» Materials provided
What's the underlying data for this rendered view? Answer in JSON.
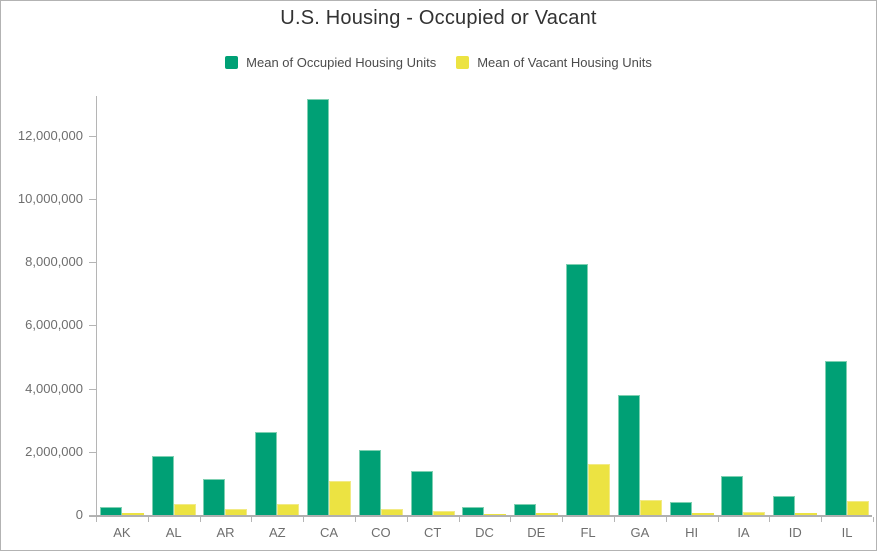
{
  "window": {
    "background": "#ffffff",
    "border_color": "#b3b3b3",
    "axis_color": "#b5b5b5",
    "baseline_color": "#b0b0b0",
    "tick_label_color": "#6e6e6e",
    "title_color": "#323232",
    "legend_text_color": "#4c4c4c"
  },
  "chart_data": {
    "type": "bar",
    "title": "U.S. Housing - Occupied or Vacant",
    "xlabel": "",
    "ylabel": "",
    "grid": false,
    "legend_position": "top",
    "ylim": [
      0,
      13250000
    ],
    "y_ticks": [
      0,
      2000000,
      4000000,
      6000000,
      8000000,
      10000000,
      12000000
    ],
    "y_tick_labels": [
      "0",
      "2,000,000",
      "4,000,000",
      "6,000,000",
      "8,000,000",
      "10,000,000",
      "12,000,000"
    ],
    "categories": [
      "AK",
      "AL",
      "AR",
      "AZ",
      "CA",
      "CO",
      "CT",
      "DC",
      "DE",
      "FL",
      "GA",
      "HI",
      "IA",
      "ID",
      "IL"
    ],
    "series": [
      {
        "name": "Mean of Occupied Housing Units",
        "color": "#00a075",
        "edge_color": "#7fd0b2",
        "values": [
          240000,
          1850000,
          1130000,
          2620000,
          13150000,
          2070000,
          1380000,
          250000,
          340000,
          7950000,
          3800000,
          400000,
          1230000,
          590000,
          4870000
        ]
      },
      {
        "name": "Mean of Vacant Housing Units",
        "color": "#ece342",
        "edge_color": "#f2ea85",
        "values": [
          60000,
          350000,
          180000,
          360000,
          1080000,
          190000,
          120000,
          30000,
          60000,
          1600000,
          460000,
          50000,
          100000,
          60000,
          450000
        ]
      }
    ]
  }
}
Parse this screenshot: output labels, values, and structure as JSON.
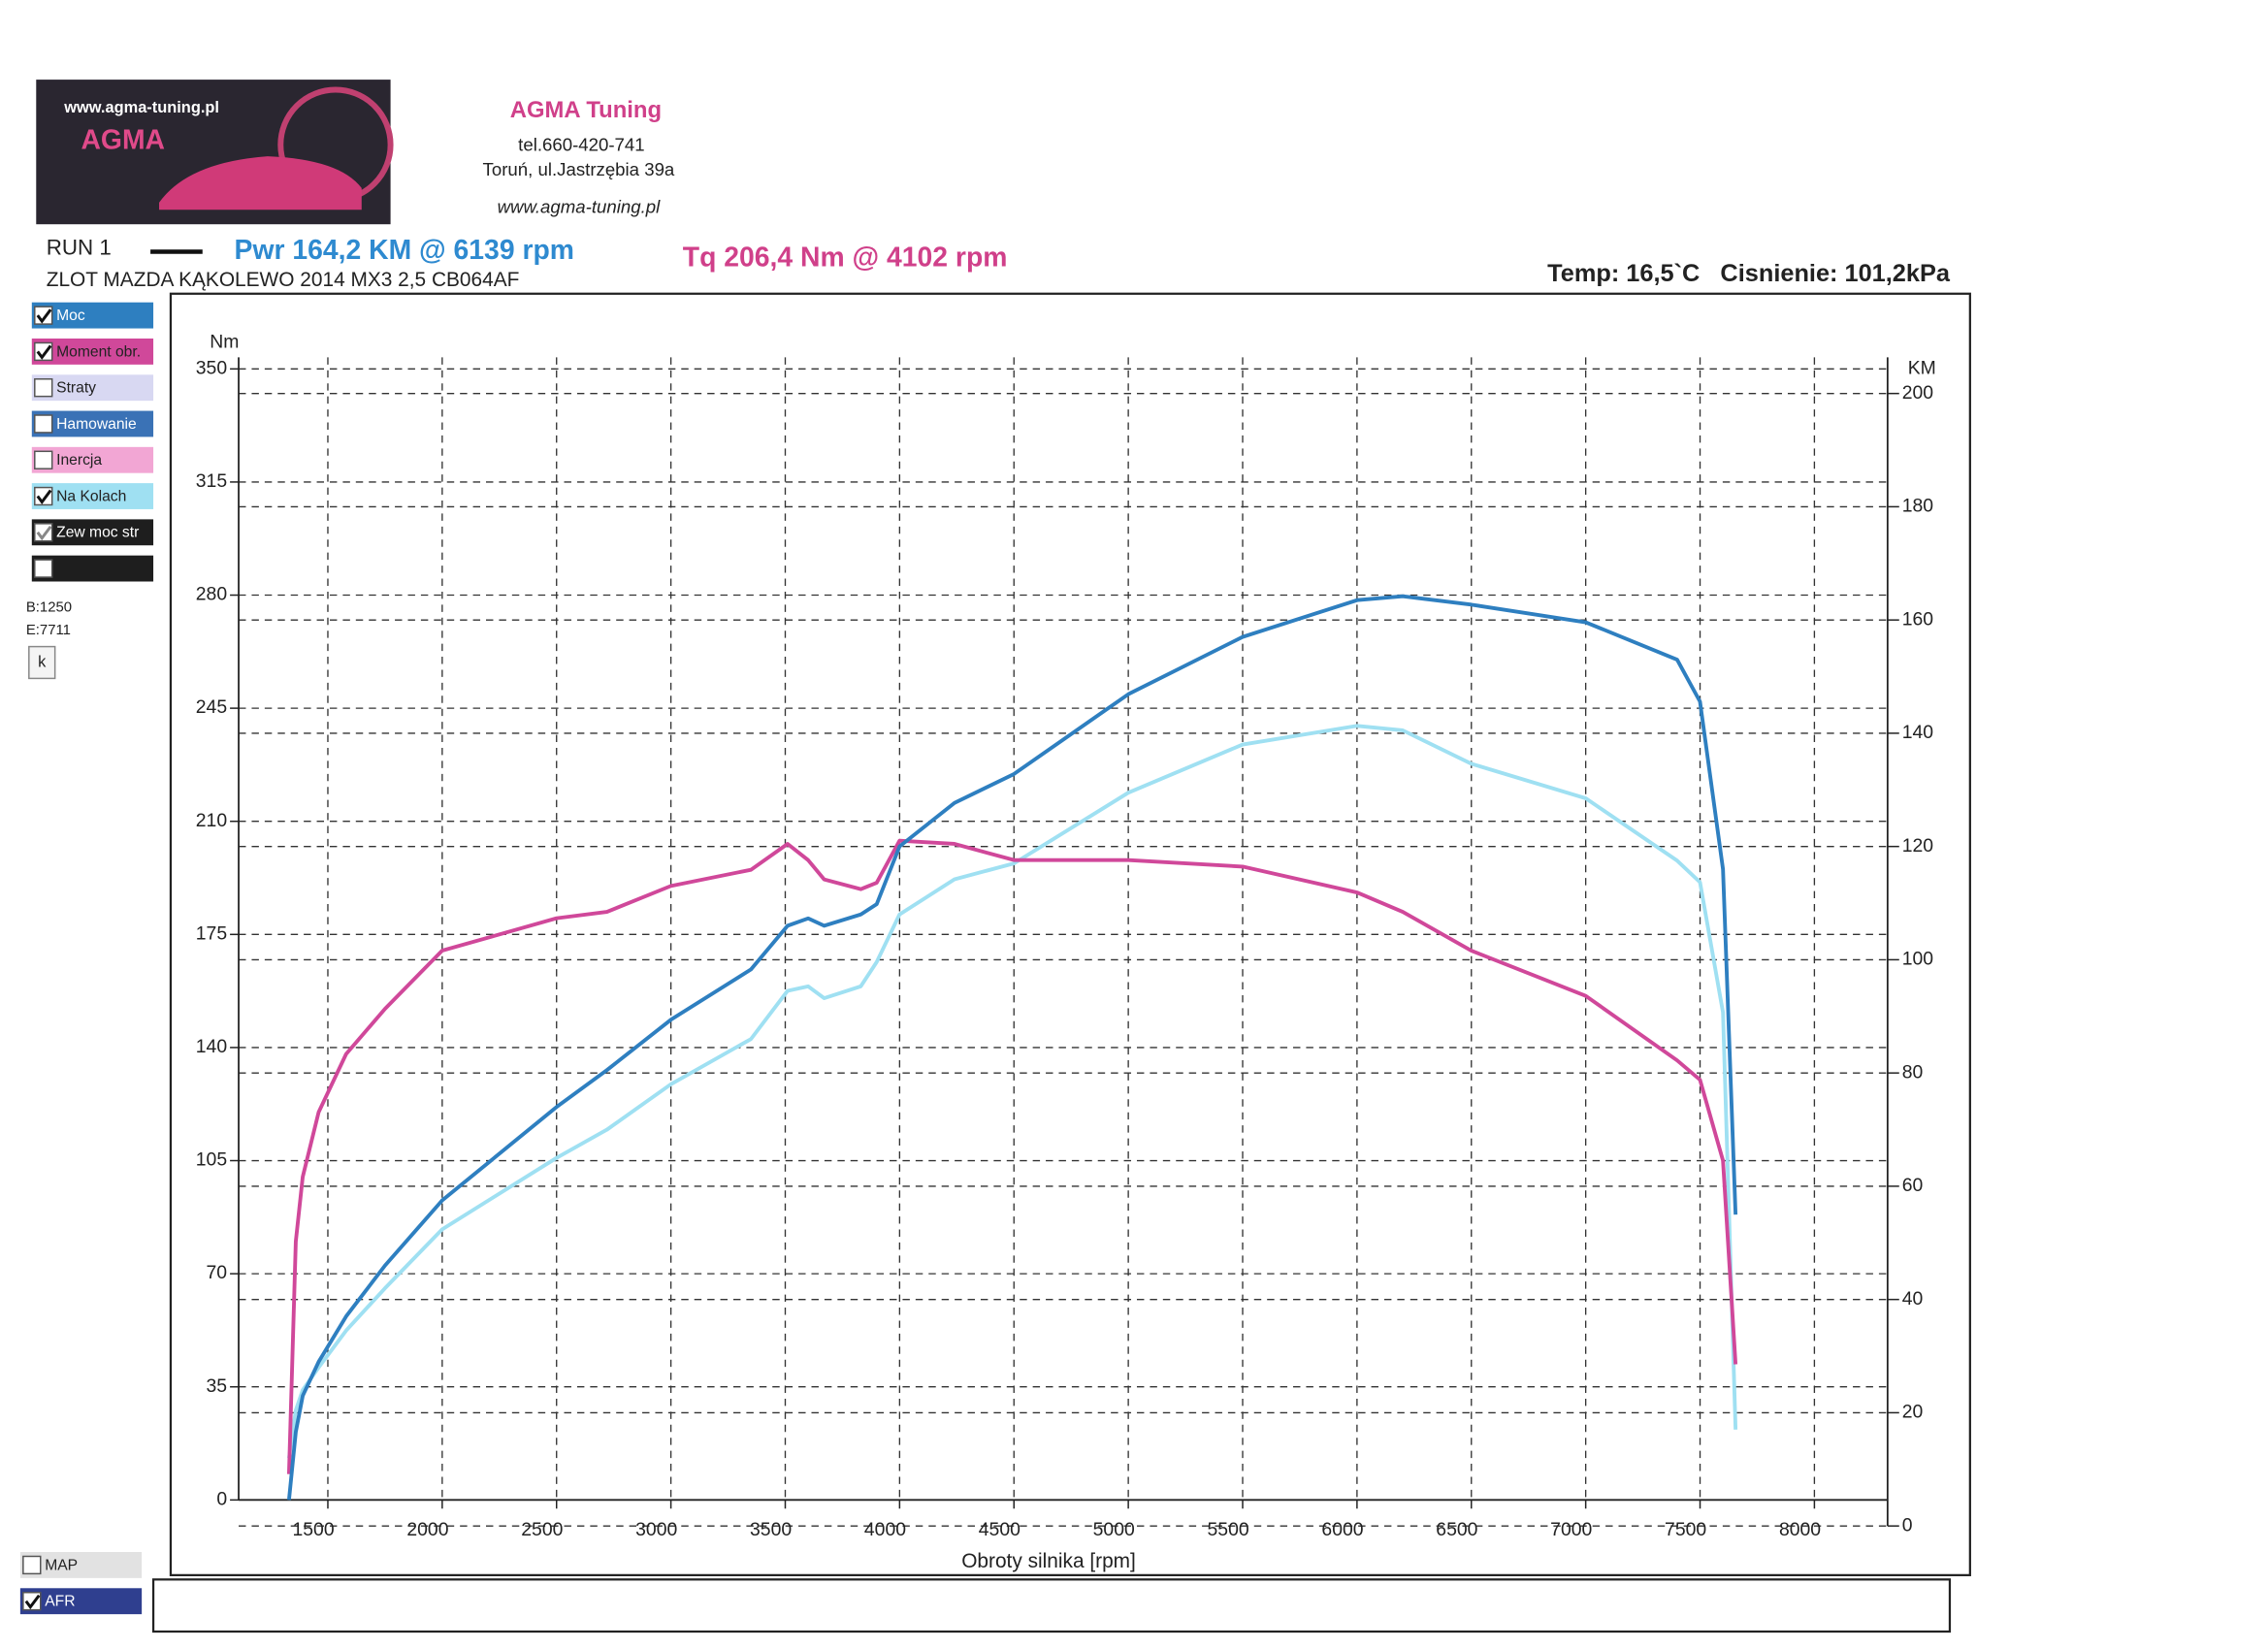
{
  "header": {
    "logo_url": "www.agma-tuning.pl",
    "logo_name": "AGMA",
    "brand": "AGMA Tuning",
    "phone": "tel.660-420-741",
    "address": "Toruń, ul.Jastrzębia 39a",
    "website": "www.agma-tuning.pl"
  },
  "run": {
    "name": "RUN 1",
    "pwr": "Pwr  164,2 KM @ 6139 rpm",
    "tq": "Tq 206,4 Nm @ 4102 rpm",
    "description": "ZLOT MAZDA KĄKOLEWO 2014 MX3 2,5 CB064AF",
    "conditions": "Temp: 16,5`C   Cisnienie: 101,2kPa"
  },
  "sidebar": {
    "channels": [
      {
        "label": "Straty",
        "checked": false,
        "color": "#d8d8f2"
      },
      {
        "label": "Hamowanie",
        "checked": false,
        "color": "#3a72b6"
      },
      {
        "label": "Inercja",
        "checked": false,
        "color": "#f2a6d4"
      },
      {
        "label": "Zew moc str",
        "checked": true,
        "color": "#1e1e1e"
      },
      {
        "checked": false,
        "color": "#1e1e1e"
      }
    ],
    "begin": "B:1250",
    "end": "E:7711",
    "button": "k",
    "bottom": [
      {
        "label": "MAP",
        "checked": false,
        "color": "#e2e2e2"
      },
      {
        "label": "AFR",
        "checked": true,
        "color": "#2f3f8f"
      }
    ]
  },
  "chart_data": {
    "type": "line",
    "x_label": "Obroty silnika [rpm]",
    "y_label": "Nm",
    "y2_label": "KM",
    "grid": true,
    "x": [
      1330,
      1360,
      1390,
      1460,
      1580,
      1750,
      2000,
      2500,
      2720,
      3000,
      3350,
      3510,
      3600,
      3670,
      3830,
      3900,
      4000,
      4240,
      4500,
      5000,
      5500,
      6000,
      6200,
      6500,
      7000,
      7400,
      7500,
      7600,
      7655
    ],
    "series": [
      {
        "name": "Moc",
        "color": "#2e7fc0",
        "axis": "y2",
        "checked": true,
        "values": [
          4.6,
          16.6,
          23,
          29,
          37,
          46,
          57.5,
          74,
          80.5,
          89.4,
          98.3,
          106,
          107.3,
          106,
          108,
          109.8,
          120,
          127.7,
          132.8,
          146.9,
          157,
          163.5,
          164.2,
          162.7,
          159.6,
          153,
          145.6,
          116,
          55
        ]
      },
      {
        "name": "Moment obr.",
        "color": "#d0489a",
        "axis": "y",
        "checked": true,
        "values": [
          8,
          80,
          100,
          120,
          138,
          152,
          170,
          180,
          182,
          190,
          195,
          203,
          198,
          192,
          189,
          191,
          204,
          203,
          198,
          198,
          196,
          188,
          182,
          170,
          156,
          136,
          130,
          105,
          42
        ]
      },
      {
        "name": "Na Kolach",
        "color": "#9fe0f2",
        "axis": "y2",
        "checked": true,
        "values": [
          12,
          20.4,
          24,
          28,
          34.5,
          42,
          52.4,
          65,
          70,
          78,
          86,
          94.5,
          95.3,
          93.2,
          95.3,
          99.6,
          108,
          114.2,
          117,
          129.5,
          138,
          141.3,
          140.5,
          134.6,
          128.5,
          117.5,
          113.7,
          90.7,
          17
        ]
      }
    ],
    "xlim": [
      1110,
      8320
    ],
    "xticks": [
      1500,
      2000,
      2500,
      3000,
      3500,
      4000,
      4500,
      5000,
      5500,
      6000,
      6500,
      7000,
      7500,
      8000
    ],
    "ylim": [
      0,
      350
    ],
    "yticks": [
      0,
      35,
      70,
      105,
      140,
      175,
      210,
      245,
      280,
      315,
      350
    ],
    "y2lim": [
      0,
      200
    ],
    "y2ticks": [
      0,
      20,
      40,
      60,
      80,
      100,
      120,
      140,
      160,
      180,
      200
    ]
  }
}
...
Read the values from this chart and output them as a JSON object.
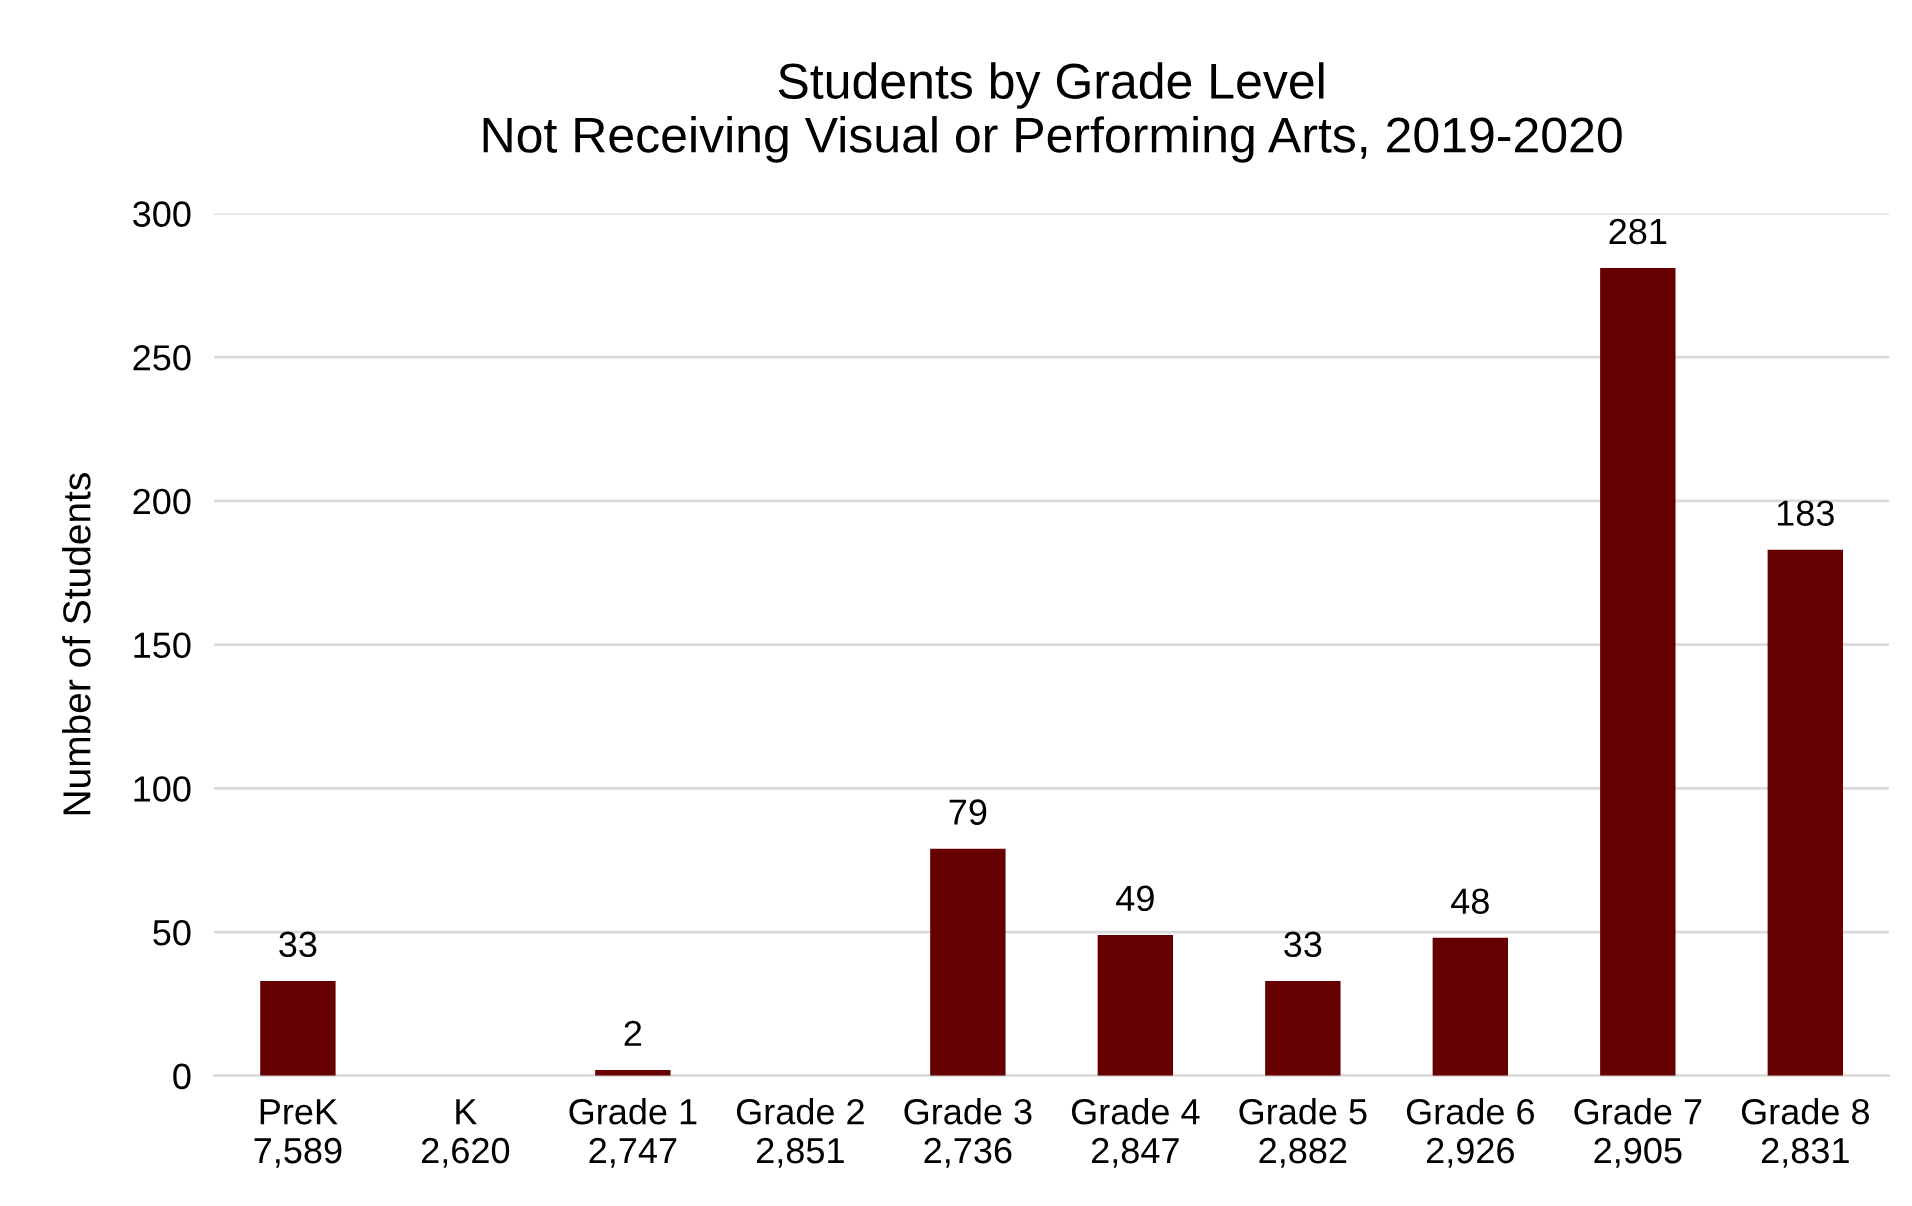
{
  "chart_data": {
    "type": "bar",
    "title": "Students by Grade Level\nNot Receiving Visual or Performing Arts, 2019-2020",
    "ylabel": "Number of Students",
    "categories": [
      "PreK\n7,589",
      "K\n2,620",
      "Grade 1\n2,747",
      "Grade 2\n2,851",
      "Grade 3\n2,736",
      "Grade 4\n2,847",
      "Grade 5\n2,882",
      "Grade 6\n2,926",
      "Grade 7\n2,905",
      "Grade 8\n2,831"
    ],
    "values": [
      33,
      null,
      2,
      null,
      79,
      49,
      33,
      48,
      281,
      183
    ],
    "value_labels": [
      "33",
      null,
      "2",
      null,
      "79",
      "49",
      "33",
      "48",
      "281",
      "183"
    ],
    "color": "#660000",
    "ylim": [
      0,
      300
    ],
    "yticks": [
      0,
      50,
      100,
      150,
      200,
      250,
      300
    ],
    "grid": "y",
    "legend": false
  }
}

» Exercise objective
Among the entries, how many lines contain the string "Housing"? Give the number without anything else.

» Response to the exercise
3